Recorded data →
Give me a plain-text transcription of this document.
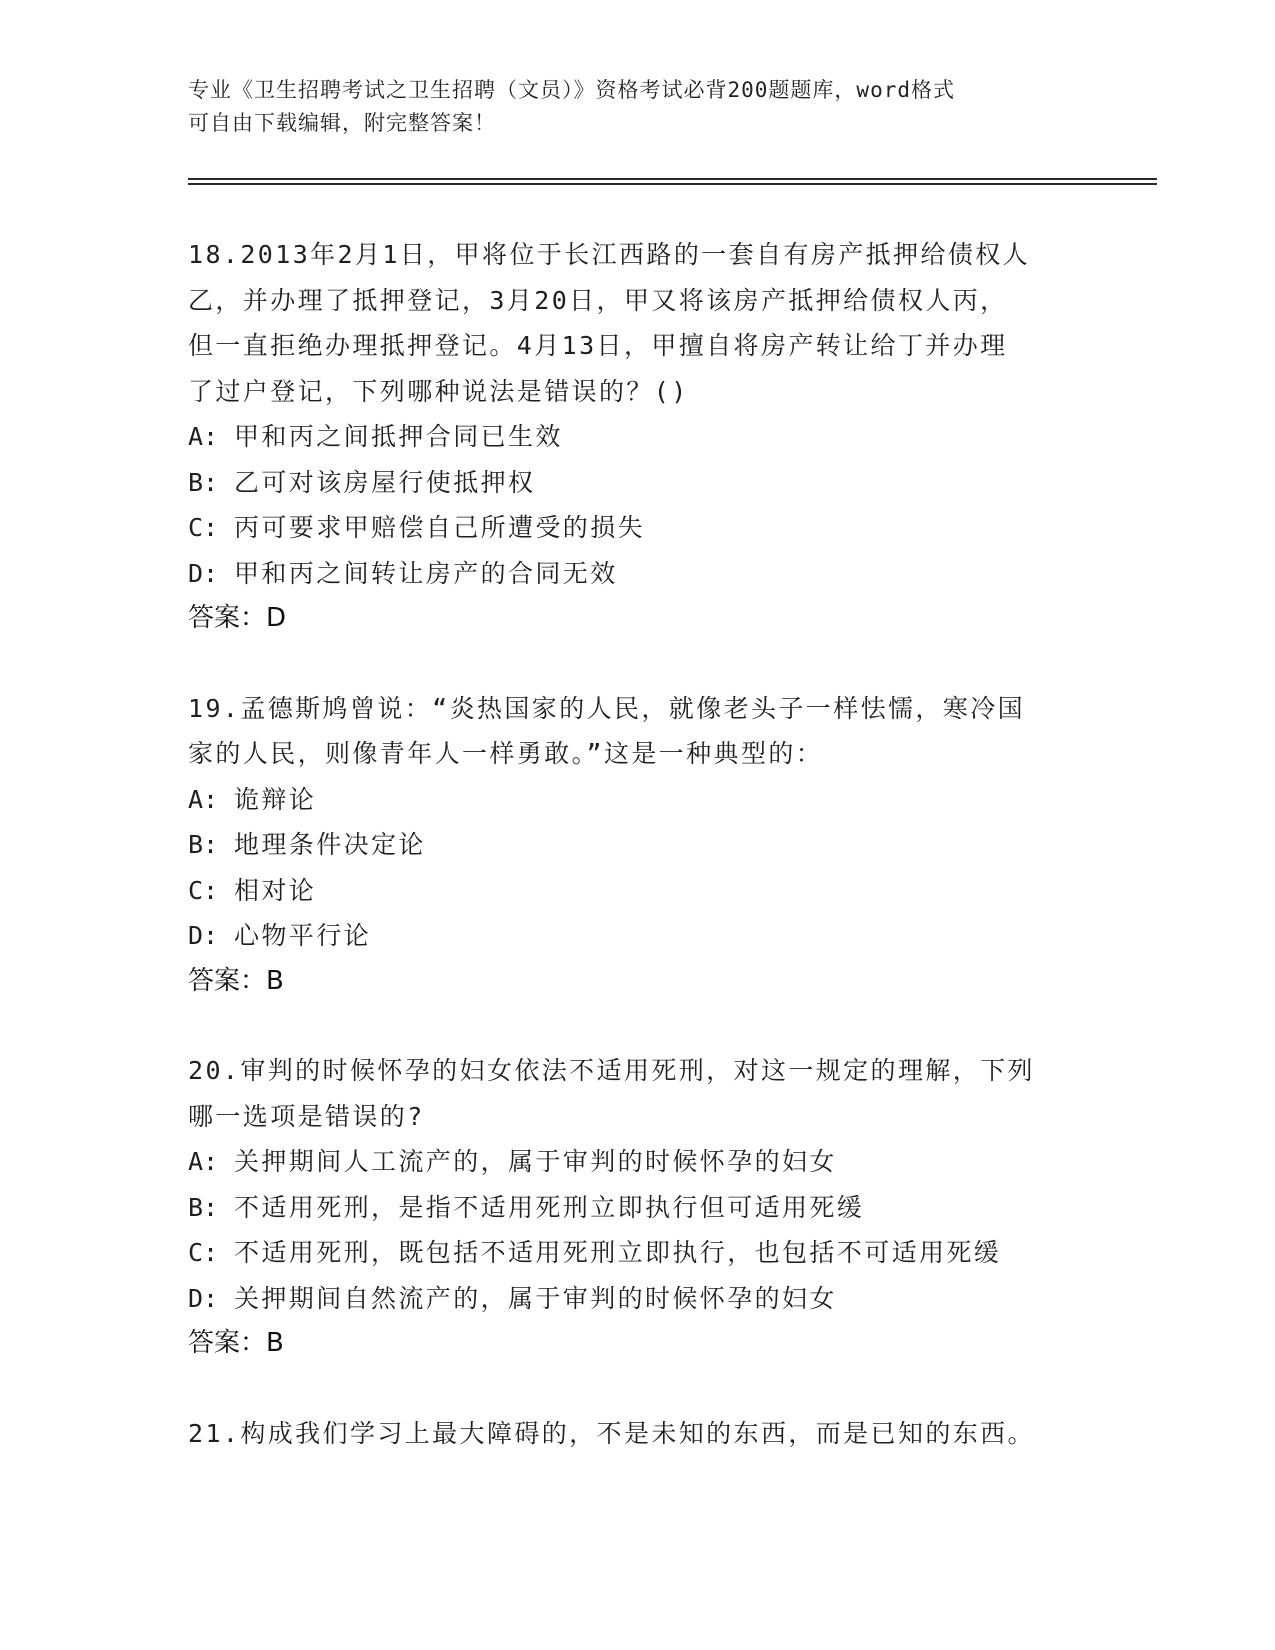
专业《卫生招聘考试之卫生招聘（文员）》资格考试必背200题题库，word格式
可自由下载编辑，附完整答案！
18.2013年2月1日，甲将位于长江西路的一套自有房产抵押给债权人
乙，并办理了抵押登记，3月20日，甲又将该房产抵押给债权人丙，
但一直拒绝办理抵押登记。4月13日，甲擅自将房产转让给丁并办理
了过户登记，下列哪种说法是错误的？()
A: 甲和丙之间抵押合同已生效
B: 乙可对该房屋行使抵押权
C: 丙可要求甲赔偿自己所遭受的损失
D: 甲和丙之间转让房产的合同无效
答案：D
19.孟德斯鸠曾说：“炎热国家的人民，就像老头子一样怯懦，寒冷国
家的人民，则像青年人一样勇敢。”这是一种典型的：
A: 诡辩论
B: 地理条件决定论
C: 相对论
D: 心物平行论
答案：B
20.审判的时候怀孕的妇女依法不适用死刑，对这一规定的理解，下列
哪一选项是错误的?
A: 关押期间人工流产的，属于审判的时候怀孕的妇女
B: 不适用死刑，是指不适用死刑立即执行但可适用死缓
C: 不适用死刑，既包括不适用死刑立即执行，也包括不可适用死缓
D: 关押期间自然流产的，属于审判的时候怀孕的妇女
答案：B
21.构成我们学习上最大障碍的，不是未知的东西，而是已知的东西。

Goal of the exercise → Leave out every line without the string "属于审判的时候怀孕的妇女" and copy the rest.

Exercise response →
A: 关押期间人工流产的，属于审判的时候怀孕的妇女
D: 关押期间自然流产的，属于审判的时候怀孕的妇女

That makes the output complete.